Region and label listings:
..............................
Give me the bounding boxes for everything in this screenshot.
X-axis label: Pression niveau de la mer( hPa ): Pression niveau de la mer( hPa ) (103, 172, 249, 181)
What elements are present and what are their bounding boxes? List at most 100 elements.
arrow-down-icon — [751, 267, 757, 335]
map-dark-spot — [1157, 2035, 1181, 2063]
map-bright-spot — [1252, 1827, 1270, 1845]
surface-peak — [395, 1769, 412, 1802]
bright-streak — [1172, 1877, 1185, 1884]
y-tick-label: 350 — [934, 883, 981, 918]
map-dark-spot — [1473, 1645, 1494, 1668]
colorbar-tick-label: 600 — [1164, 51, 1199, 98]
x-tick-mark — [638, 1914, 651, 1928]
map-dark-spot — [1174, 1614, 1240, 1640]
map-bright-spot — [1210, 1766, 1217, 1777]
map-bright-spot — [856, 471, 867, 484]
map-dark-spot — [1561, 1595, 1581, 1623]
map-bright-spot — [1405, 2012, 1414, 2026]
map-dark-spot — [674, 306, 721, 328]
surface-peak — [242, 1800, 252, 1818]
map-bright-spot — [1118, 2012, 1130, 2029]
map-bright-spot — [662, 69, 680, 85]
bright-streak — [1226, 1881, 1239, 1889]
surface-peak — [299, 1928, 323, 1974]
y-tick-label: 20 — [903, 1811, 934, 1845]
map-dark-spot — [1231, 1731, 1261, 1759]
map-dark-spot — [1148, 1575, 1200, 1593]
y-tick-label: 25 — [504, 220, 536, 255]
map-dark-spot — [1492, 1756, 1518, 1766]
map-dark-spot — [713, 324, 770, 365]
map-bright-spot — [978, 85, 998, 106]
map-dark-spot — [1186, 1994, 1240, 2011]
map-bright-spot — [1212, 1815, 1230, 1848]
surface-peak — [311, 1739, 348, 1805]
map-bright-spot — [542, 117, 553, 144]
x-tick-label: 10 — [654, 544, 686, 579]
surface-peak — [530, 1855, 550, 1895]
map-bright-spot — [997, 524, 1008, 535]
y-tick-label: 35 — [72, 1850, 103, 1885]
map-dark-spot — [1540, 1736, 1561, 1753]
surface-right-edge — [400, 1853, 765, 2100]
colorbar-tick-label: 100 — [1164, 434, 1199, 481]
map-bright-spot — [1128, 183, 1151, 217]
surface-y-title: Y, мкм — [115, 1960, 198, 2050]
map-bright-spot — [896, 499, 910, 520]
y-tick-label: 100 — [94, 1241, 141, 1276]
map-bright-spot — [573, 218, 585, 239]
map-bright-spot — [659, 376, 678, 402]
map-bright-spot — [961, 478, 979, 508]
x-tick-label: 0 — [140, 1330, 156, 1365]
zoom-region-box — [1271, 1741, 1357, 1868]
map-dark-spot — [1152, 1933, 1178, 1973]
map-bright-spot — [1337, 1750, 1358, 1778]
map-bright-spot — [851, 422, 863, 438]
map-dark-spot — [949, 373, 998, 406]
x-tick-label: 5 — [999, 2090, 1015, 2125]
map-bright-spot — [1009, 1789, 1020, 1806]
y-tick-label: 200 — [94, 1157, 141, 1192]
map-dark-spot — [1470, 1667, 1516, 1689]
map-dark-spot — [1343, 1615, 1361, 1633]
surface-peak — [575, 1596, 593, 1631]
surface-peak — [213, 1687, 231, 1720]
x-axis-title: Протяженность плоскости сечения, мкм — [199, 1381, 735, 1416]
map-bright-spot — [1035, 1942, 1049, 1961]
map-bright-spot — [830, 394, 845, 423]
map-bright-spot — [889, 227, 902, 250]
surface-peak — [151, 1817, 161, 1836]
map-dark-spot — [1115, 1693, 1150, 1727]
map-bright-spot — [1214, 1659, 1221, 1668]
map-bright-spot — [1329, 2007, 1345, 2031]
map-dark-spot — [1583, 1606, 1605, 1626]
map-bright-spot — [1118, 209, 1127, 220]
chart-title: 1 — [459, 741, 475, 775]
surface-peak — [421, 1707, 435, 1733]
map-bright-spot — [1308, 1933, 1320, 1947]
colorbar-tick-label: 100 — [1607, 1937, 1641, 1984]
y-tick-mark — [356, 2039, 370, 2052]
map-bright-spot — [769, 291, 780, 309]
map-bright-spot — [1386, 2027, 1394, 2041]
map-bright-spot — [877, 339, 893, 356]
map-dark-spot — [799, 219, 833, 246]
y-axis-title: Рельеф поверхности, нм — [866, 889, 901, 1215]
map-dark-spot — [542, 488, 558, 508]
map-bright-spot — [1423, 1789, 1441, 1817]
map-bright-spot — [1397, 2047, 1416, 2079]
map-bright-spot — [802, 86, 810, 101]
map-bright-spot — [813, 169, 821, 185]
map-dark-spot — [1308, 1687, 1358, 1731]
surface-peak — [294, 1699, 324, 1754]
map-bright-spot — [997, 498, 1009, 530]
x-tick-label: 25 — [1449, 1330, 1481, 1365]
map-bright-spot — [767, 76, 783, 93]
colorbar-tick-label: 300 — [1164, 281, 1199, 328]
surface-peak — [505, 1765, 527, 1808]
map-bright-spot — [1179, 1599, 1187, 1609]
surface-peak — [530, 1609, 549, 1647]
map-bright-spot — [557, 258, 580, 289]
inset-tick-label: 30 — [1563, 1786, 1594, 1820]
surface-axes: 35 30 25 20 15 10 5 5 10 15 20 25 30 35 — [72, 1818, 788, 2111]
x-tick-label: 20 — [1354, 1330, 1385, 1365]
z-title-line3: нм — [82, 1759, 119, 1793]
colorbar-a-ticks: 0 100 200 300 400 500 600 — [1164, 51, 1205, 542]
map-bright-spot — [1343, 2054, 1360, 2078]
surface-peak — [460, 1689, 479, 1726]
..............................
# [Given exercise]
Reproduce every line of the data above without changes.

# [Worked answer]
Give me the bounding boxes for everything in this screenshot.
X-axis label: Pression niveau de la mer( hPa ): Pression niveau de la mer( hPa ) (103, 172, 249, 181)
What elements are present and what are their bounding boxes? List at most 100 elements.
arrow-down-icon — [751, 267, 757, 335]
map-dark-spot — [1157, 2035, 1181, 2063]
map-bright-spot — [1252, 1827, 1270, 1845]
surface-peak — [395, 1769, 412, 1802]
bright-streak — [1172, 1877, 1185, 1884]
y-tick-label: 350 — [934, 883, 981, 918]
map-dark-spot — [1473, 1645, 1494, 1668]
colorbar-tick-label: 600 — [1164, 51, 1199, 98]
x-tick-mark — [638, 1914, 651, 1928]
map-dark-spot — [1174, 1614, 1240, 1640]
map-bright-spot — [1210, 1766, 1217, 1777]
map-bright-spot — [856, 471, 867, 484]
map-dark-spot — [1561, 1595, 1581, 1623]
map-bright-spot — [1405, 2012, 1414, 2026]
map-dark-spot — [674, 306, 721, 328]
surface-peak — [242, 1800, 252, 1818]
map-bright-spot — [1118, 2012, 1130, 2029]
map-bright-spot — [662, 69, 680, 85]
bright-streak — [1226, 1881, 1239, 1889]
surface-peak — [299, 1928, 323, 1974]
y-tick-label: 20 — [903, 1811, 934, 1845]
map-dark-spot — [1231, 1731, 1261, 1759]
map-dark-spot — [1148, 1575, 1200, 1593]
y-tick-label: 25 — [504, 220, 536, 255]
map-dark-spot — [1492, 1756, 1518, 1766]
map-dark-spot — [713, 324, 770, 365]
map-bright-spot — [978, 85, 998, 106]
map-dark-spot — [1186, 1994, 1240, 2011]
map-bright-spot — [1212, 1815, 1230, 1848]
surface-peak — [311, 1739, 348, 1805]
map-bright-spot — [542, 117, 553, 144]
x-tick-label: 10 — [654, 544, 686, 579]
surface-peak — [530, 1855, 550, 1895]
map-bright-spot — [997, 524, 1008, 535]
y-tick-label: 35 — [72, 1850, 103, 1885]
map-dark-spot — [1540, 1736, 1561, 1753]
surface-right-edge — [400, 1853, 765, 2100]
colorbar-tick-label: 100 — [1164, 434, 1199, 481]
map-bright-spot — [1128, 183, 1151, 217]
surface-y-title: Y, мкм — [115, 1960, 198, 2050]
map-bright-spot — [896, 499, 910, 520]
y-tick-label: 100 — [94, 1241, 141, 1276]
map-bright-spot — [573, 218, 585, 239]
map-bright-spot — [659, 376, 678, 402]
map-bright-spot — [961, 478, 979, 508]
x-tick-label: 0 — [140, 1330, 156, 1365]
zoom-region-box — [1271, 1741, 1357, 1868]
map-dark-spot — [1152, 1933, 1178, 1973]
map-bright-spot — [1337, 1750, 1358, 1778]
map-bright-spot — [851, 422, 863, 438]
map-dark-spot — [949, 373, 998, 406]
x-tick-label: 5 — [999, 2090, 1015, 2125]
map-bright-spot — [1009, 1789, 1020, 1806]
y-tick-label: 200 — [94, 1157, 141, 1192]
map-dark-spot — [1470, 1667, 1516, 1689]
map-dark-spot — [1343, 1615, 1361, 1633]
surface-peak — [575, 1596, 593, 1631]
surface-peak — [213, 1687, 231, 1720]
x-axis-title: Протяженность плоскости сечения, мкм — [199, 1381, 735, 1416]
map-bright-spot — [1035, 1942, 1049, 1961]
map-bright-spot — [830, 394, 845, 423]
map-bright-spot — [889, 227, 902, 250]
surface-peak — [151, 1817, 161, 1836]
map-dark-spot — [1115, 1693, 1150, 1727]
map-bright-spot — [1214, 1659, 1221, 1668]
map-bright-spot — [1329, 2007, 1345, 2031]
map-dark-spot — [1583, 1606, 1605, 1626]
map-bright-spot — [1118, 209, 1127, 220]
chart-title: 1 — [459, 741, 475, 775]
surface-peak — [421, 1707, 435, 1733]
map-bright-spot — [1308, 1933, 1320, 1947]
colorbar-tick-label: 100 — [1607, 1937, 1641, 1984]
y-tick-mark — [356, 2039, 370, 2052]
map-bright-spot — [769, 291, 780, 309]
map-bright-spot — [1386, 2027, 1394, 2041]
map-bright-spot — [877, 339, 893, 356]
map-dark-spot — [799, 219, 833, 246]
y-axis-title: Рельеф поверхности, нм — [866, 889, 901, 1215]
map-dark-spot — [542, 488, 558, 508]
map-bright-spot — [1423, 1789, 1441, 1817]
map-bright-spot — [1397, 2047, 1416, 2079]
map-bright-spot — [802, 86, 810, 101]
map-bright-spot — [813, 169, 821, 185]
map-dark-spot — [1308, 1687, 1358, 1731]
surface-peak — [294, 1699, 324, 1754]
map-bright-spot — [997, 498, 1009, 530]
x-tick-label: 25 — [1449, 1330, 1481, 1365]
map-bright-spot — [767, 76, 783, 93]
colorbar-tick-label: 300 — [1164, 281, 1199, 328]
surface-peak — [505, 1765, 527, 1808]
map-bright-spot — [1179, 1599, 1187, 1609]
surface-peak — [530, 1609, 549, 1647]
map-bright-spot — [557, 258, 580, 289]
inset-tick-label: 30 — [1563, 1786, 1594, 1820]
surface-axes: 35 30 25 20 15 10 5 5 10 15 20 25 30 35 — [72, 1818, 788, 2111]
x-tick-label: 20 — [1354, 1330, 1385, 1365]
z-title-line3: нм — [82, 1759, 119, 1793]
colorbar-a-ticks: 0 100 200 300 400 500 600 — [1164, 51, 1205, 542]
map-bright-spot — [1343, 2054, 1360, 2078]
surface-peak — [460, 1689, 479, 1726]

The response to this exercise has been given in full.